Пункты из набора данных:
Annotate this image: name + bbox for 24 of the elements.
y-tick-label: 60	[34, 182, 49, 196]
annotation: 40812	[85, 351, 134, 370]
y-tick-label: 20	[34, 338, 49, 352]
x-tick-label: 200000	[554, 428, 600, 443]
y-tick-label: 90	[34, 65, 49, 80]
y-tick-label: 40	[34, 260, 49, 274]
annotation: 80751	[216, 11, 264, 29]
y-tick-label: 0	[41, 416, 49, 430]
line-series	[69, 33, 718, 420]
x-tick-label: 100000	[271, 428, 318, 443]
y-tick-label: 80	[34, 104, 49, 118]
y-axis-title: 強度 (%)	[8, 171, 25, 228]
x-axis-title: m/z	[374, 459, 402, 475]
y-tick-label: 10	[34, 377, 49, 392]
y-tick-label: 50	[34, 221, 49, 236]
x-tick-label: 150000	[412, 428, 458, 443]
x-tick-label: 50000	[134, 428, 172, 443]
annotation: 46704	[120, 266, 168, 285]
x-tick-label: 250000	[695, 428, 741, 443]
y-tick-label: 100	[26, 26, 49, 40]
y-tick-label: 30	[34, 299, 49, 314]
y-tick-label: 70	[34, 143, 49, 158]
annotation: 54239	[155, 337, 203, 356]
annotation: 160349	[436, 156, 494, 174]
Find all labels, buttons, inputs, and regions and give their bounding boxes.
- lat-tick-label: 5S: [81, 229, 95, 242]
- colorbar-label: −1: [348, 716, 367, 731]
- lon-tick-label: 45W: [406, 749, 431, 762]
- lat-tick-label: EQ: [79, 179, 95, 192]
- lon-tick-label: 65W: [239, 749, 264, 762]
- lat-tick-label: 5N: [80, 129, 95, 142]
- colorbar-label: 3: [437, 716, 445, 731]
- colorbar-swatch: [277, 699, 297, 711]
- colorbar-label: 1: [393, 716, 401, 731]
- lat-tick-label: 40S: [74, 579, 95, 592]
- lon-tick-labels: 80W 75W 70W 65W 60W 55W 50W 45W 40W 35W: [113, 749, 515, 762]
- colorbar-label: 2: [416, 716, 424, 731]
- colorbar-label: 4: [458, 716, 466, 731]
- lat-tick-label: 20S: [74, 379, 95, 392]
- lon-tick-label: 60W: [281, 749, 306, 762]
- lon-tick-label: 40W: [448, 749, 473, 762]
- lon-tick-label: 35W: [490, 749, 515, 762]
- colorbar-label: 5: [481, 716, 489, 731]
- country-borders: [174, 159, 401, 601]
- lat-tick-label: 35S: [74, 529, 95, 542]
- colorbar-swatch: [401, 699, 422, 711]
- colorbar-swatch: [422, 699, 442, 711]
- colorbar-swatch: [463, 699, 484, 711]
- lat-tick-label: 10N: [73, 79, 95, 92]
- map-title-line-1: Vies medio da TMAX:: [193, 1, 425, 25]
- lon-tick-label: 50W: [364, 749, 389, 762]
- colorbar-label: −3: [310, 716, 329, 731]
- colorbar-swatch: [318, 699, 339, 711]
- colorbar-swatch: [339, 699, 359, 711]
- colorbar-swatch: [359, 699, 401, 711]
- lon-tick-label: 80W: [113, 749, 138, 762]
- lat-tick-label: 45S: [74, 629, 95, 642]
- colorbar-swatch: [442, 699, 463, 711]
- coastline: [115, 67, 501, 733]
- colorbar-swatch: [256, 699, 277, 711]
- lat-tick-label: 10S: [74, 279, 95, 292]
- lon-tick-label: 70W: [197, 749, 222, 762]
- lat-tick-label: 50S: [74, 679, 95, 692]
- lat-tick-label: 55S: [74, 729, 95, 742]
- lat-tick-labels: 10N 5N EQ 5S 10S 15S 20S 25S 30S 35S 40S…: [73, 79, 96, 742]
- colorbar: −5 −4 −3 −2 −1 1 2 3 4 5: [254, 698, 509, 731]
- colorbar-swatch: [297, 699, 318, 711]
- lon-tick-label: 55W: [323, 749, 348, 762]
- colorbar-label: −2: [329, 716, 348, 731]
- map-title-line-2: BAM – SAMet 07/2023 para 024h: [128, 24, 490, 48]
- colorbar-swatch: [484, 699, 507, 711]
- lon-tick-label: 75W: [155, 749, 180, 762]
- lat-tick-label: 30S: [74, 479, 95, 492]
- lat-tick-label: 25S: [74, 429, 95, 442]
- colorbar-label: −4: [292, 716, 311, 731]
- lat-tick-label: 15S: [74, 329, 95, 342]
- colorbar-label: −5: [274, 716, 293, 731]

**Задача:**
Перепечатайте все пункты выше строка за строкой, ничего не меняя.

**Ответ:**
Annotate this image: name + bbox for 24 of the elements.
y-tick-label: 60	[34, 182, 49, 196]
annotation: 40812	[85, 351, 134, 370]
y-tick-label: 20	[34, 338, 49, 352]
x-tick-label: 200000	[554, 428, 600, 443]
y-tick-label: 90	[34, 65, 49, 80]
y-tick-label: 40	[34, 260, 49, 274]
annotation: 80751	[216, 11, 264, 29]
y-tick-label: 0	[41, 416, 49, 430]
line-series	[69, 33, 718, 420]
x-tick-label: 100000	[271, 428, 318, 443]
y-tick-label: 80	[34, 104, 49, 118]
y-axis-title: 強度 (%)	[8, 171, 25, 228]
x-axis-title: m/z	[374, 459, 402, 475]
y-tick-label: 10	[34, 377, 49, 392]
y-tick-label: 50	[34, 221, 49, 236]
x-tick-label: 150000	[412, 428, 458, 443]
x-tick-label: 50000	[134, 428, 172, 443]
annotation: 46704	[120, 266, 168, 285]
x-tick-label: 250000	[695, 428, 741, 443]
y-tick-label: 100	[26, 26, 49, 40]
y-tick-label: 30	[34, 299, 49, 314]
y-tick-label: 70	[34, 143, 49, 158]
annotation: 54239	[155, 337, 203, 356]
annotation: 160349	[436, 156, 494, 174]
Find all labels, buttons, inputs, and regions and give their bounding boxes.
- lat-tick-label: 5S: [81, 229, 95, 242]
- colorbar-label: −1: [348, 716, 367, 731]
- lon-tick-label: 45W: [406, 749, 431, 762]
- lat-tick-label: EQ: [79, 179, 95, 192]
- lon-tick-label: 65W: [239, 749, 264, 762]
- lat-tick-label: 5N: [80, 129, 95, 142]
- colorbar-label: 3: [437, 716, 445, 731]
- colorbar-swatch: [277, 699, 297, 711]
- colorbar-label: 1: [393, 716, 401, 731]
- lat-tick-label: 40S: [74, 579, 95, 592]
- lon-tick-labels: 80W 75W 70W 65W 60W 55W 50W 45W 40W 35W: [113, 749, 515, 762]
- colorbar-label: 2: [416, 716, 424, 731]
- colorbar-label: 4: [458, 716, 466, 731]
- lat-tick-label: 20S: [74, 379, 95, 392]
- lon-tick-label: 60W: [281, 749, 306, 762]
- lon-tick-label: 40W: [448, 749, 473, 762]
- lon-tick-label: 35W: [490, 749, 515, 762]
- colorbar-label: 5: [481, 716, 489, 731]
- country-borders: [174, 159, 401, 601]
- lat-tick-label: 35S: [74, 529, 95, 542]
- colorbar-swatch: [401, 699, 422, 711]
- colorbar-swatch: [422, 699, 442, 711]
- colorbar-swatch: [463, 699, 484, 711]
- lat-tick-label: 10N: [73, 79, 95, 92]
- map-title-line-1: Vies medio da TMAX:: [193, 1, 425, 25]
- lon-tick-label: 50W: [364, 749, 389, 762]
- colorbar-label: −3: [310, 716, 329, 731]
- colorbar-swatch: [318, 699, 339, 711]
- colorbar-swatch: [339, 699, 359, 711]
- colorbar-swatch: [359, 699, 401, 711]
- lon-tick-label: 80W: [113, 749, 138, 762]
- lat-tick-label: 45S: [74, 629, 95, 642]
- colorbar-swatch: [442, 699, 463, 711]
- coastline: [115, 67, 501, 733]
- colorbar-swatch: [256, 699, 277, 711]
- lat-tick-label: 10S: [74, 279, 95, 292]
- lon-tick-label: 70W: [197, 749, 222, 762]
- lat-tick-label: 50S: [74, 679, 95, 692]
- lat-tick-label: 55S: [74, 729, 95, 742]
- lat-tick-labels: 10N 5N EQ 5S 10S 15S 20S 25S 30S 35S 40S…: [73, 79, 96, 742]
- colorbar: −5 −4 −3 −2 −1 1 2 3 4 5: [254, 698, 509, 731]
- colorbar-swatch: [297, 699, 318, 711]
- lon-tick-label: 55W: [323, 749, 348, 762]
- colorbar-label: −2: [329, 716, 348, 731]
- map-title-line-2: BAM – SAMet 07/2023 para 024h: [128, 24, 490, 48]
- colorbar-swatch: [484, 699, 507, 711]
- lon-tick-label: 75W: [155, 749, 180, 762]
- lat-tick-label: 30S: [74, 479, 95, 492]
- lat-tick-label: 25S: [74, 429, 95, 442]
- colorbar-label: −4: [292, 716, 311, 731]
- lat-tick-label: 15S: [74, 329, 95, 342]
- colorbar-label: −5: [274, 716, 293, 731]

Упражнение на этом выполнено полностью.